Drop the pictures, then extract the listing word for word.
━━━ Listing ━━━
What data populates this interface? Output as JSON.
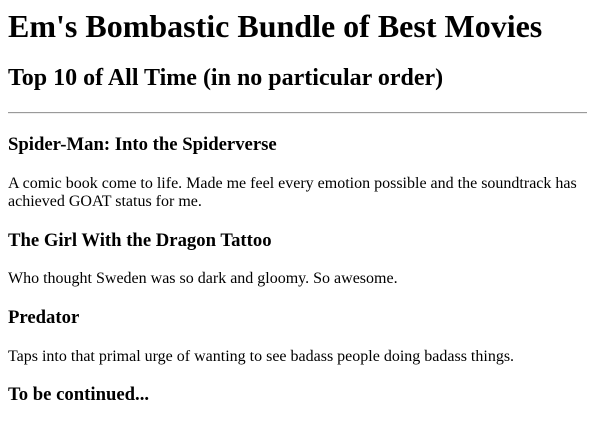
{
  "page": {
    "title": "Em's Bombastic Bundle of Best Movies",
    "subtitle": "Top 10 of All Time (in no particular order)"
  },
  "movies": [
    {
      "title": "Spider-Man: Into the Spiderverse",
      "description": "A comic book come to life. Made me feel every emotion possible and the soundtrack has achieved GOAT status for me."
    },
    {
      "title": "The Girl With the Dragon Tattoo",
      "description": "Who thought Sweden was so dark and gloomy. So awesome."
    },
    {
      "title": "Predator",
      "description": "Taps into that primal urge of wanting to see badass people doing badass things."
    }
  ],
  "footer_heading": "To be continued..."
}
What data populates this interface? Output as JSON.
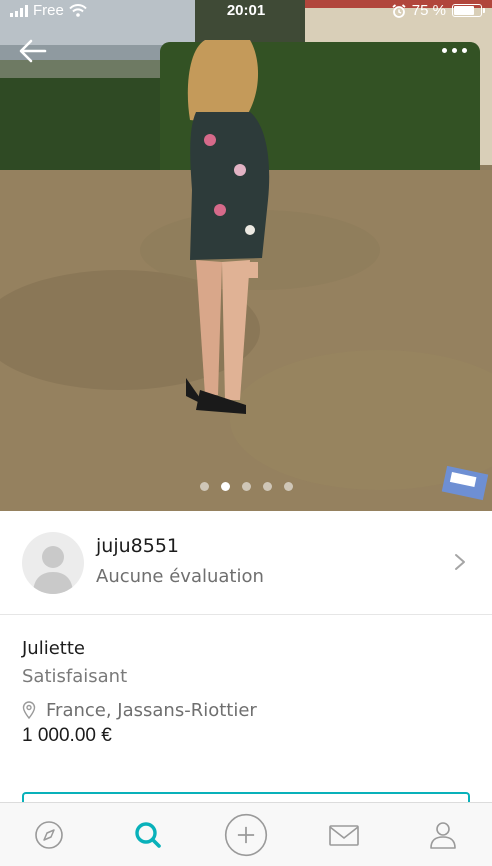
{
  "status_bar": {
    "carrier": "Free",
    "time": "20:01",
    "battery_text": "75 %",
    "battery_level": 0.75
  },
  "photo": {
    "current_index": 2,
    "count": 5
  },
  "seller": {
    "username": "juju8551",
    "rating_text": "Aucune évaluation"
  },
  "item": {
    "title": "Juliette",
    "condition": "Satisfaisant",
    "location": "France, Jassans-Riottier",
    "price": "1 000.00 €"
  },
  "tabs": [
    {
      "icon": "compass-icon"
    },
    {
      "icon": "search-icon",
      "active": true
    },
    {
      "icon": "plus-circle-icon"
    },
    {
      "icon": "mail-icon"
    },
    {
      "icon": "profile-icon"
    }
  ],
  "colors": {
    "accent": "#09b1ba",
    "icon_gray": "#9a9a9a"
  }
}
━━━
**Final result**
What data populates this interface? Output as JSON.
{
  "page": {
    "title": "Em's Bombastic Bundle of Best Movies",
    "subtitle": "Top 10 of All Time (in no particular order)"
  },
  "movies": [
    {
      "title": "Spider-Man: Into the Spiderverse",
      "description": "A comic book come to life. Made me feel every emotion possible and the soundtrack has achieved GOAT status for me."
    },
    {
      "title": "The Girl With the Dragon Tattoo",
      "description": "Who thought Sweden was so dark and gloomy. So awesome."
    },
    {
      "title": "Predator",
      "description": "Taps into that primal urge of wanting to see badass people doing badass things."
    }
  ],
  "footer_heading": "To be continued..."
}
What data populates this interface? Output as JSON.
{
  "status_bar": {
    "carrier": "Free",
    "time": "20:01",
    "battery_text": "75 %",
    "battery_level": 0.75
  },
  "photo": {
    "current_index": 2,
    "count": 5
  },
  "seller": {
    "username": "juju8551",
    "rating_text": "Aucune évaluation"
  },
  "item": {
    "title": "Juliette",
    "condition": "Satisfaisant",
    "location": "France, Jassans-Riottier",
    "price": "1 000.00 €"
  },
  "tabs": [
    {
      "icon": "compass-icon"
    },
    {
      "icon": "search-icon",
      "active": true
    },
    {
      "icon": "plus-circle-icon"
    },
    {
      "icon": "mail-icon"
    },
    {
      "icon": "profile-icon"
    }
  ],
  "colors": {
    "accent": "#09b1ba",
    "icon_gray": "#9a9a9a"
  }
}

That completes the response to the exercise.